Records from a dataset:
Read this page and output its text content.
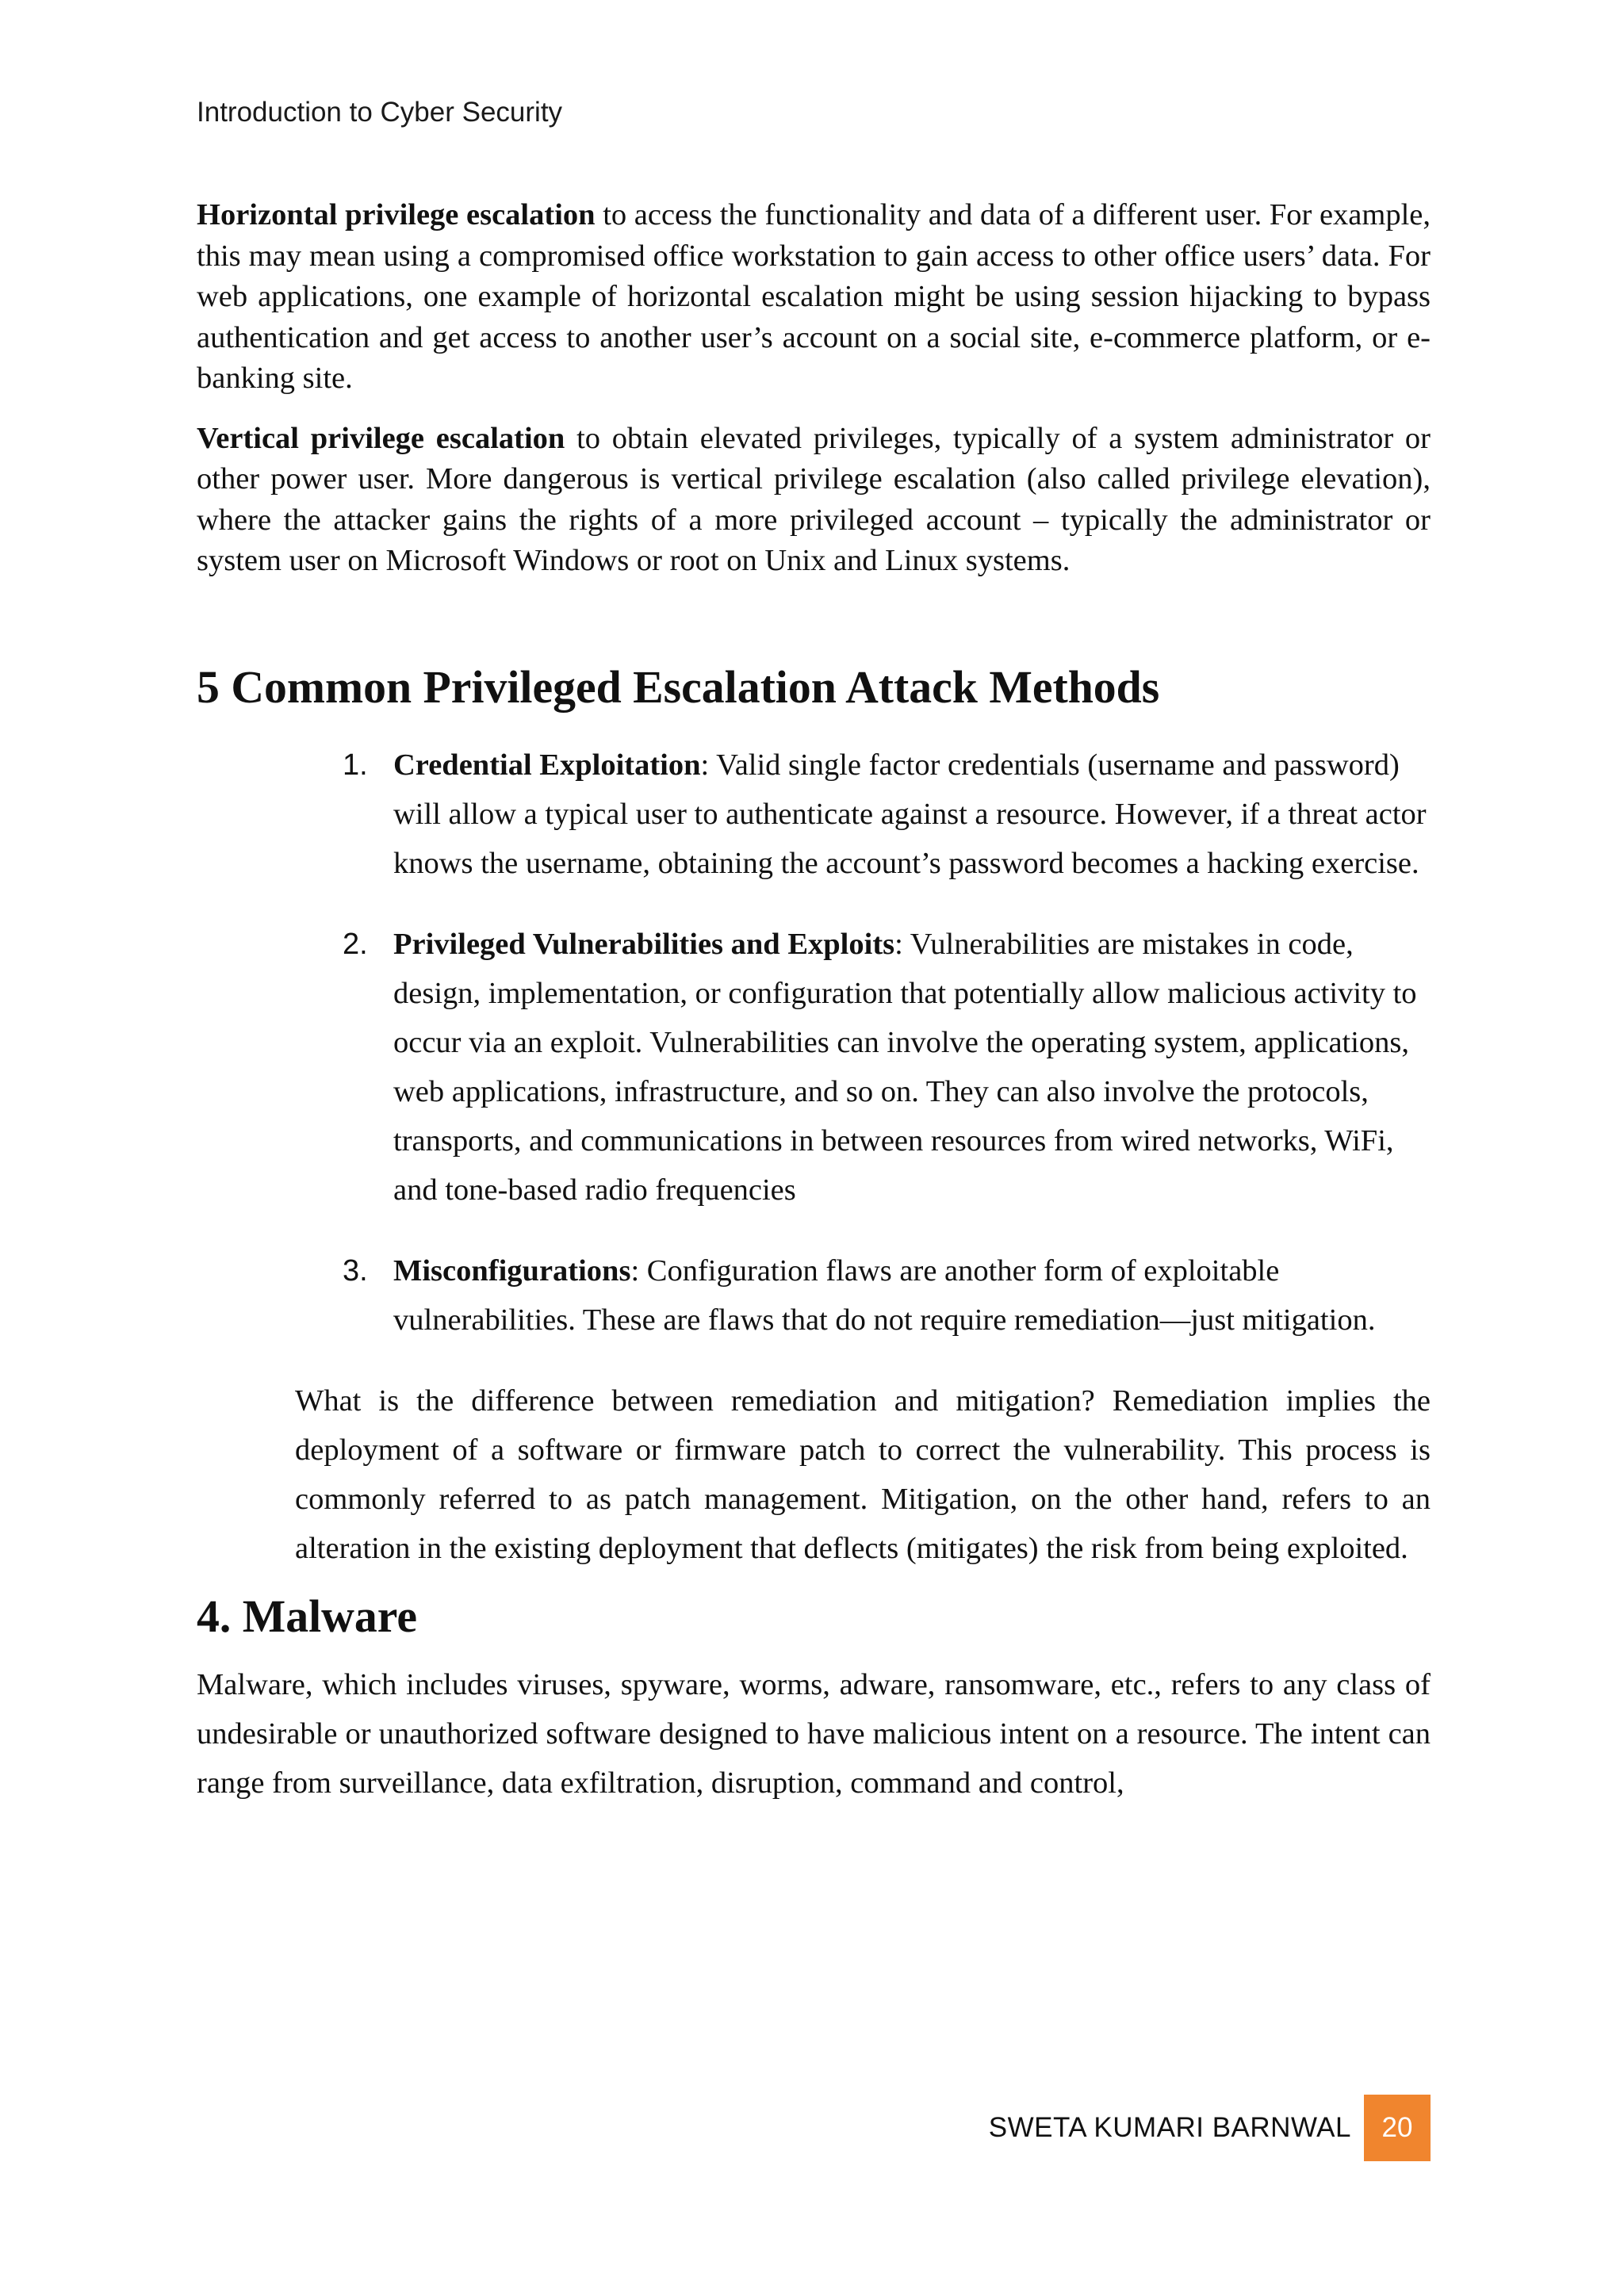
Introduction to Cyber Security

Horizontal privilege escalation to access the functionality and data of a different user. For example, this may mean using a compromised office workstation to gain access to other office users’ data. For web applications, one example of horizontal escalation might be using session hijacking to bypass authentication and get access to another user’s account on a social site, e-commerce platform, or e-banking site.

Vertical privilege escalation to obtain elevated privileges, typically of a system administrator or other power user. More dangerous is vertical privilege escalation (also called privilege elevation), where the attacker gains the rights of a more privileged account – typically the administrator or system user on Microsoft Windows or root on Unix and Linux systems.

5 Common Privileged Escalation Attack Methods
1. Credential Exploitation: Valid single factor credentials (username and password) will allow a typical user to authenticate against a resource. However, if a threat actor knows the username, obtaining the account’s password becomes a hacking exercise.
2. Privileged Vulnerabilities and Exploits: Vulnerabilities are mistakes in code, design, implementation, or configuration that potentially allow malicious activity to occur via an exploit. Vulnerabilities can involve the operating system, applications, web applications, infrastructure, and so on. They can also involve the protocols, transports, and communications in between resources from wired networks, WiFi, and tone-based radio frequencies
3. Misconfigurations: Configuration flaws are another form of exploitable vulnerabilities. These are flaws that do not require remediation—just mitigation.

What is the difference between remediation and mitigation? Remediation implies the deployment of a software or firmware patch to correct the vulnerability. This process is commonly referred to as patch management. Mitigation, on the other hand, refers to an alteration in the existing deployment that deflects (mitigates) the risk from being exploited.

4. Malware

Malware, which includes viruses, spyware, worms, adware, ransomware, etc., refers to any class of undesirable or unauthorized software designed to have malicious intent on a resource. The intent can range from surveillance, data exfiltration, disruption, command and control,

SWETA KUMARI BARNWAL	20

Your assignment:
Your reply must contain each entry exactly as written and no pictures.

Answer box:
Read this page and output its text content.
Introduction to Cyber Security

Horizontal privilege escalation to access the functionality and data of a different user. For example, this may mean using a compromised office workstation to gain access to other office users’ data. For web applications, one example of horizontal escalation might be using session hijacking to bypass authentication and get access to another user’s account on a social site, e-commerce platform, or e-banking site.

Vertical privilege escalation to obtain elevated privileges, typically of a system administrator or other power user. More dangerous is vertical privilege escalation (also called privilege elevation), where the attacker gains the rights of a more privileged account – typically the administrator or system user on Microsoft Windows or root on Unix and Linux systems.

5 Common Privileged Escalation Attack Methods
1. Credential Exploitation: Valid single factor credentials (username and password) will allow a typical user to authenticate against a resource. However, if a threat actor knows the username, obtaining the account’s password becomes a hacking exercise.
2. Privileged Vulnerabilities and Exploits: Vulnerabilities are mistakes in code, design, implementation, or configuration that potentially allow malicious activity to occur via an exploit. Vulnerabilities can involve the operating system, applications, web applications, infrastructure, and so on. They can also involve the protocols, transports, and communications in between resources from wired networks, WiFi, and tone-based radio frequencies
3. Misconfigurations: Configuration flaws are another form of exploitable vulnerabilities. These are flaws that do not require remediation—just mitigation.

What is the difference between remediation and mitigation? Remediation implies the deployment of a software or firmware patch to correct the vulnerability. This process is commonly referred to as patch management. Mitigation, on the other hand, refers to an alteration in the existing deployment that deflects (mitigates) the risk from being exploited.

4. Malware

Malware, which includes viruses, spyware, worms, adware, ransomware, etc., refers to any class of undesirable or unauthorized software designed to have malicious intent on a resource. The intent can range from surveillance, data exfiltration, disruption, command and control,

SWETA KUMARI BARNWAL	20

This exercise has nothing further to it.